_The task_: Records follow. Select each line holding "name".

_Listing_:
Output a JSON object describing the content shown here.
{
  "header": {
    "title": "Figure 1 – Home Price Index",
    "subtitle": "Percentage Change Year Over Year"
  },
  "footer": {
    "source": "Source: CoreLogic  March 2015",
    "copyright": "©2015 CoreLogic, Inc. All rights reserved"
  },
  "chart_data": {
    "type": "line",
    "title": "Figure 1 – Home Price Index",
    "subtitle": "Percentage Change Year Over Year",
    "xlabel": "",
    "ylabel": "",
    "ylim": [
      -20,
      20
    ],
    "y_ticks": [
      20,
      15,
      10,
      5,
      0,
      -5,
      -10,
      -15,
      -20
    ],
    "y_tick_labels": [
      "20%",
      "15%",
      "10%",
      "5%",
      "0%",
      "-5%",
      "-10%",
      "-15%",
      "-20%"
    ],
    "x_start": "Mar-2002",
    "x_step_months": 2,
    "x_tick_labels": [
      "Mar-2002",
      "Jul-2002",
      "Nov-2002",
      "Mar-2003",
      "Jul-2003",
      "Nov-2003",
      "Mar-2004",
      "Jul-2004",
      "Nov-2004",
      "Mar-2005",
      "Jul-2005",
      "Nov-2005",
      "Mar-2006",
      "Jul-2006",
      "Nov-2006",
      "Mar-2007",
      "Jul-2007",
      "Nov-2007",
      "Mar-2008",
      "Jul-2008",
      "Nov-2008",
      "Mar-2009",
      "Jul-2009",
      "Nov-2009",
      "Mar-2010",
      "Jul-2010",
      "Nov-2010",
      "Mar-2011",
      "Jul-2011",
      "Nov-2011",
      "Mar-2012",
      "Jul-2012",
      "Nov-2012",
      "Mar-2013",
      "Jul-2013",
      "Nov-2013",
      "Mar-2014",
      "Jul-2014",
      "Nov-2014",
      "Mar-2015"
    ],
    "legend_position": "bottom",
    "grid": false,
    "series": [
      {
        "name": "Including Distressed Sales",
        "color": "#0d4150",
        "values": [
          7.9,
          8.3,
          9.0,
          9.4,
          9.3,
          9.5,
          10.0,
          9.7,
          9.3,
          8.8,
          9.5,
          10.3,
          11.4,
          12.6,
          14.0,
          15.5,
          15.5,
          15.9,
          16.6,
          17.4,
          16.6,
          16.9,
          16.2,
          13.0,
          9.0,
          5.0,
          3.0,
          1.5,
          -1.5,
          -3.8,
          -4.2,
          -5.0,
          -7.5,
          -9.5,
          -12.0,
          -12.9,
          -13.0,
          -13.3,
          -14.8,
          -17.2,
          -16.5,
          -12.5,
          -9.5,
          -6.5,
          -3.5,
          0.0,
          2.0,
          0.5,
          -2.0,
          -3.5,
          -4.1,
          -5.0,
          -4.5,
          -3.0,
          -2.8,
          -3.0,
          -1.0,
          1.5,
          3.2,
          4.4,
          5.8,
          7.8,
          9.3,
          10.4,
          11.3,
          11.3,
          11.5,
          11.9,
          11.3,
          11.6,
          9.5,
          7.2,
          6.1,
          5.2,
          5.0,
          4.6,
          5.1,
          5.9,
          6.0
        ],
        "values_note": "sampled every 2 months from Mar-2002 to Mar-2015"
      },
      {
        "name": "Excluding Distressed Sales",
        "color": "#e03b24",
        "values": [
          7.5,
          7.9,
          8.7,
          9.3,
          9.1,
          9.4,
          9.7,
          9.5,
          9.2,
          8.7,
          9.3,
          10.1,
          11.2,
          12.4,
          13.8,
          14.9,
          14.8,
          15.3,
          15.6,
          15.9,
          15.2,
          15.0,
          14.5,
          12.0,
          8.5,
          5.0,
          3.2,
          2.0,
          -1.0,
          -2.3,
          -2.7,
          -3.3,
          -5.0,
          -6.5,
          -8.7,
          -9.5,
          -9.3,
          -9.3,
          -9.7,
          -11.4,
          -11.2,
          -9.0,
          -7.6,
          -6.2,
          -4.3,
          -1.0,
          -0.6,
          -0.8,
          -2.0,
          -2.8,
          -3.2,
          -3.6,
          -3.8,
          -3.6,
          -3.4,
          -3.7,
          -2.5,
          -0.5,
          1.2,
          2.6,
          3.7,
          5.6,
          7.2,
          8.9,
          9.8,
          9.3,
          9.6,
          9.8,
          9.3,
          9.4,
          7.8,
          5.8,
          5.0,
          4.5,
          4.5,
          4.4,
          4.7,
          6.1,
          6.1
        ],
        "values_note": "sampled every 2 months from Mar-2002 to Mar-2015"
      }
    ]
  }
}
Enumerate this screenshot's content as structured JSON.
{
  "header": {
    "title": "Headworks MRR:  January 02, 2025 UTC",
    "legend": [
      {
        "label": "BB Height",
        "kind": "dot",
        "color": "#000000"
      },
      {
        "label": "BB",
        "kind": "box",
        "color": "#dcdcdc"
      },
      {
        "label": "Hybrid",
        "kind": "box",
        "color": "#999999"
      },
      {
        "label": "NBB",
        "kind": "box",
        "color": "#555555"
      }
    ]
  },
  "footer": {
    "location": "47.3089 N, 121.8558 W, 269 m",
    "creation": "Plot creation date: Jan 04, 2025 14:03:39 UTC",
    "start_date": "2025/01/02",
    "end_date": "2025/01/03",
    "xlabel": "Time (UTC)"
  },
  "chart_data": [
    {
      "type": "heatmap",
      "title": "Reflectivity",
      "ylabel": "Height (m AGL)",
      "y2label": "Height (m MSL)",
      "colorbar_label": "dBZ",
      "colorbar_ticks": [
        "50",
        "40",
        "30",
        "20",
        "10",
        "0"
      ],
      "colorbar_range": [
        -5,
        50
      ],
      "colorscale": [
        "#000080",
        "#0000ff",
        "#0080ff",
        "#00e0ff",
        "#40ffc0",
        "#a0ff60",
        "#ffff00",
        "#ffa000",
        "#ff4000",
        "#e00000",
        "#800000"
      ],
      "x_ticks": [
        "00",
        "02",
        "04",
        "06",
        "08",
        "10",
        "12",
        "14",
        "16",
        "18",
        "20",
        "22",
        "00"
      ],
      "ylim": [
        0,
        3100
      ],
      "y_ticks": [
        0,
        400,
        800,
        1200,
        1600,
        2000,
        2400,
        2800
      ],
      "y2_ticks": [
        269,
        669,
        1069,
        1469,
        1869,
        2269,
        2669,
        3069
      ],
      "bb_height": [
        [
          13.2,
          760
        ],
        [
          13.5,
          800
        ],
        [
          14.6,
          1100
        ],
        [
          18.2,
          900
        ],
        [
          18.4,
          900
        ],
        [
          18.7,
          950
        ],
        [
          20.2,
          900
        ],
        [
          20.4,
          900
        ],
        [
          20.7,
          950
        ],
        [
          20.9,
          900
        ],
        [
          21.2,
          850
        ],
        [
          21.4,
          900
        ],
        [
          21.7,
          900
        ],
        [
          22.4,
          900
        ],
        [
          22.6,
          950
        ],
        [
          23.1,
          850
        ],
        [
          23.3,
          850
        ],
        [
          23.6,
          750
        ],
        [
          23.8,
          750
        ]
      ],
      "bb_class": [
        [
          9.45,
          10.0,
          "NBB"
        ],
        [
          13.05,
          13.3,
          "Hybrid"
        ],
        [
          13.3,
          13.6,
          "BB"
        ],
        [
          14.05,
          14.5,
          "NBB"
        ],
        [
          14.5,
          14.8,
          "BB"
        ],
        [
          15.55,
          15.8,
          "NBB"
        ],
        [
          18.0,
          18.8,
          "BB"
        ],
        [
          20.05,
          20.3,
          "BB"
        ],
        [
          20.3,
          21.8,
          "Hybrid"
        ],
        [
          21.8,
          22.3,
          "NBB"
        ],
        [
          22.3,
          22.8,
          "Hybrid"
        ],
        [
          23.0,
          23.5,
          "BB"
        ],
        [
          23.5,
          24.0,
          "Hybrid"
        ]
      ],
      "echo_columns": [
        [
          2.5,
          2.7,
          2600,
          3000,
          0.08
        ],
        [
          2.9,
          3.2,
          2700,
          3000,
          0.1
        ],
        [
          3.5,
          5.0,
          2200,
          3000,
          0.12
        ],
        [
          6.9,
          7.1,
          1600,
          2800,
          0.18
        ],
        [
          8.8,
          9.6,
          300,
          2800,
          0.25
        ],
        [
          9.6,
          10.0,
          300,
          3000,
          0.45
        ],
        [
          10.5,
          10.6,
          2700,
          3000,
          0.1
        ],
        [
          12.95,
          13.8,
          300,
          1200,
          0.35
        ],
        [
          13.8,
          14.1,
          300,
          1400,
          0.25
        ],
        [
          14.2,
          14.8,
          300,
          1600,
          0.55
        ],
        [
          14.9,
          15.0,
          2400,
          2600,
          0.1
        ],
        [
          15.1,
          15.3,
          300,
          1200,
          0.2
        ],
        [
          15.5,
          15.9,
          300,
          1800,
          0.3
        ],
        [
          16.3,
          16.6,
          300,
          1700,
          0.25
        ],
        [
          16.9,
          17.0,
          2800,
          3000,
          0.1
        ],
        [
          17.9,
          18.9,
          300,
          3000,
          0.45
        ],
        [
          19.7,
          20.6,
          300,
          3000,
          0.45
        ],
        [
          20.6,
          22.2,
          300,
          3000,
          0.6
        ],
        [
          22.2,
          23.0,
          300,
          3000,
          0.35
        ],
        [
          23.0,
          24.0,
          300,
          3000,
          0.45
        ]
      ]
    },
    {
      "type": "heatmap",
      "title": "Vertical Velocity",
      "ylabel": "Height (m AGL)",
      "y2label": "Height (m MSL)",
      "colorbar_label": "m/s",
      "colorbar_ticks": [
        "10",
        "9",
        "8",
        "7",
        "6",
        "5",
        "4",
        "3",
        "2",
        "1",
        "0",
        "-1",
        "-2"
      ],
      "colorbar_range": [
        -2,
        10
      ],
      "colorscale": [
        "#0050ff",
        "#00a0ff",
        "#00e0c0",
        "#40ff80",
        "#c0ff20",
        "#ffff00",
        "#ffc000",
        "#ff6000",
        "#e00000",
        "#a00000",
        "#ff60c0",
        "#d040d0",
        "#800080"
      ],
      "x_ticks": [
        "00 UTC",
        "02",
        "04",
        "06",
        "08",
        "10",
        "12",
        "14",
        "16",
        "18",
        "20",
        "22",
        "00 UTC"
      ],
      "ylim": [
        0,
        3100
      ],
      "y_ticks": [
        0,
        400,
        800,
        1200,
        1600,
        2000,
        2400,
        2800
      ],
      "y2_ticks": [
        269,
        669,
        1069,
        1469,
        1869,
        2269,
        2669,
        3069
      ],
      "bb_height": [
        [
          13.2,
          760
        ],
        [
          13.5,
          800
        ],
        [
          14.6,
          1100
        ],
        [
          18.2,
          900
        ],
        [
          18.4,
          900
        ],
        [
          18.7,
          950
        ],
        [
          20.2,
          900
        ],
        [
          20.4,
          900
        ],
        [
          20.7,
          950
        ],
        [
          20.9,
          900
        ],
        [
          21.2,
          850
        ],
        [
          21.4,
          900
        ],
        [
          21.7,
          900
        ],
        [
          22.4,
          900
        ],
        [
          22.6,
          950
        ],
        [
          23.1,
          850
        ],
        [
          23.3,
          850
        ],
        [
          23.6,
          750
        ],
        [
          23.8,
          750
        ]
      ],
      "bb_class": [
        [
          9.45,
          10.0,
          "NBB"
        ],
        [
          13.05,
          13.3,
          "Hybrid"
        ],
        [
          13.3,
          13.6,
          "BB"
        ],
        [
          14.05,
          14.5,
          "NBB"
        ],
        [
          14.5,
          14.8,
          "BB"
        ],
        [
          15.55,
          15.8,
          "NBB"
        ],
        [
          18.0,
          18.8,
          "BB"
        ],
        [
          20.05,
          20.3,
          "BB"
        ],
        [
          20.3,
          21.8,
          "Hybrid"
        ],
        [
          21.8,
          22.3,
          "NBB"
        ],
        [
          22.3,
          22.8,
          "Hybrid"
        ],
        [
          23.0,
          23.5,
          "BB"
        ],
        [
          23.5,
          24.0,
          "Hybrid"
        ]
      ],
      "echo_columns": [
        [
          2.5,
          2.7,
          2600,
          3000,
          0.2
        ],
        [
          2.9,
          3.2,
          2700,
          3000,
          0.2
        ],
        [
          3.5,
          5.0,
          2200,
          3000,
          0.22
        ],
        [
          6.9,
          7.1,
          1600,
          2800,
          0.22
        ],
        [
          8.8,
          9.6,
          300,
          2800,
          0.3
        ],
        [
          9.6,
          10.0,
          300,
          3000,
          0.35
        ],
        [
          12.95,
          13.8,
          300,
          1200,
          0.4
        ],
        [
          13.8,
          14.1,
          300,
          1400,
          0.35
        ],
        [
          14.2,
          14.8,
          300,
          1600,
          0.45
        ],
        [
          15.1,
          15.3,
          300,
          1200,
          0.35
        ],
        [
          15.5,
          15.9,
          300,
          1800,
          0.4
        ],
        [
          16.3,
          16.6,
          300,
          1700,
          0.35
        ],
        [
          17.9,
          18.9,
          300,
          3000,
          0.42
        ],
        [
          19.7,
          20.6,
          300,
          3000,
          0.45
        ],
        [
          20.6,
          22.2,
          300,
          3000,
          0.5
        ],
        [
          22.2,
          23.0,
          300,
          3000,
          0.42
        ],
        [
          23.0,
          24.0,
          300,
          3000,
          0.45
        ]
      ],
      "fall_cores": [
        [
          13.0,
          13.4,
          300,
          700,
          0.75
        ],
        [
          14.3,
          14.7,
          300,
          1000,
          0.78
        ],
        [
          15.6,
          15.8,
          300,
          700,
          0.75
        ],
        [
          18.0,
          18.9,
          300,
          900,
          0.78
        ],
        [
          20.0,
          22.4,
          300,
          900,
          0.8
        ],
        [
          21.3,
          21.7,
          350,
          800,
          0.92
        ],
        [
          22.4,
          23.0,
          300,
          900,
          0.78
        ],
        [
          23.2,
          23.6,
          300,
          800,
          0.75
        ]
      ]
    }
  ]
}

_Result of the task_:
        "name": "Including Distressed Sales",
        "name": "Excluding Distressed Sales",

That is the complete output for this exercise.